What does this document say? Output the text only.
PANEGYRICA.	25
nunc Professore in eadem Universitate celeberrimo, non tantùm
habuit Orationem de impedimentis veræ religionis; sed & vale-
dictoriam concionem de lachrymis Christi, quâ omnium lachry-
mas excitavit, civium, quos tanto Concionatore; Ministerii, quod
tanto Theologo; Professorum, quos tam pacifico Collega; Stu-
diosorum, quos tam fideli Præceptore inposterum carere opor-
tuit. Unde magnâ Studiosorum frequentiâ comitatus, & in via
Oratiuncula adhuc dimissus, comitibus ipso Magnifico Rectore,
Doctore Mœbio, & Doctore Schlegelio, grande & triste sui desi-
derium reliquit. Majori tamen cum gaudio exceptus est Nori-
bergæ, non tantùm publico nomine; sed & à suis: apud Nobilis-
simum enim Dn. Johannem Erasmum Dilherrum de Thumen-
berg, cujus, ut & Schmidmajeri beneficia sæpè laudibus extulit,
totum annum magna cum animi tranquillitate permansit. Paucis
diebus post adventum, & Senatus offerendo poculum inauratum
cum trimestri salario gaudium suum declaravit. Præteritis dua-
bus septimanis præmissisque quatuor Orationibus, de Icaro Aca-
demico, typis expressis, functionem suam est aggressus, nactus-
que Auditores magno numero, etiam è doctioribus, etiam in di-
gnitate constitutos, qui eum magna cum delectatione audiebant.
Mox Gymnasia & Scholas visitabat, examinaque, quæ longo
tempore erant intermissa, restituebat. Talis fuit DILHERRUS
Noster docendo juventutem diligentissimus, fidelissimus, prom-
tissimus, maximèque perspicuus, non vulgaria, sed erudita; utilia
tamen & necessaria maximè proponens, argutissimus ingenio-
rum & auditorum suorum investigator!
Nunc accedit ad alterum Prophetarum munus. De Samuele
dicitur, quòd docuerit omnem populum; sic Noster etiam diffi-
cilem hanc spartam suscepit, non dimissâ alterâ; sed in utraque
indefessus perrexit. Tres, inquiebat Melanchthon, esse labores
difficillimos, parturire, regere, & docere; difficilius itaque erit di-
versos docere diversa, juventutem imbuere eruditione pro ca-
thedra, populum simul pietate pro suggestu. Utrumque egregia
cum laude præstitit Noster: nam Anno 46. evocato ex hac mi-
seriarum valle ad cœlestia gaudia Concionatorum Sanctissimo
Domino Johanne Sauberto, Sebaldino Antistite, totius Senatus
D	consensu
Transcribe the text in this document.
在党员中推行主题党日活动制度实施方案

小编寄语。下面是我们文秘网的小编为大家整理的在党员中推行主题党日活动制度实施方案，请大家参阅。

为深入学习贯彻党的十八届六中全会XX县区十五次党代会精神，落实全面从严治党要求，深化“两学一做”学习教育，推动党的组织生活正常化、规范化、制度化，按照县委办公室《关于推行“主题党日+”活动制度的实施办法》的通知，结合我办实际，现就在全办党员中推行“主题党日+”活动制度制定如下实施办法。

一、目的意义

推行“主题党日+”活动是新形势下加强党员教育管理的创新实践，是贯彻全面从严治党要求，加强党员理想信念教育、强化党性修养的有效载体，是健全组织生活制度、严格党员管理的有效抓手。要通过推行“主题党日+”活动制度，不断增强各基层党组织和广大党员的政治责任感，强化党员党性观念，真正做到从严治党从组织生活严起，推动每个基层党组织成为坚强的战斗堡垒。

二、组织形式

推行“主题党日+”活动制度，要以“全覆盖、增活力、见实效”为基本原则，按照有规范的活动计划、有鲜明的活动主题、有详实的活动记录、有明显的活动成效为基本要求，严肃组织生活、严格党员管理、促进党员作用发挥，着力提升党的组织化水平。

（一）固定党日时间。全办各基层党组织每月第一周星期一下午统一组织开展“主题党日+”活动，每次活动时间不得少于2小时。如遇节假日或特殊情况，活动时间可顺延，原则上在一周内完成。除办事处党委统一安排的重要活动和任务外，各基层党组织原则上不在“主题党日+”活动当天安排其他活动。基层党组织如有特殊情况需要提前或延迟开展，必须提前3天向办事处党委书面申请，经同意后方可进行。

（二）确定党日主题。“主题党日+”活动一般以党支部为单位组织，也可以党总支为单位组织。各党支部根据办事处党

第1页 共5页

########

Write out every line of the data that holds the word "Senatus".

diebus post adventum, & Senatus offerendo poculum inauratum
Domino Johanne Sauberto, Sebaldino Antistite, totius Senatus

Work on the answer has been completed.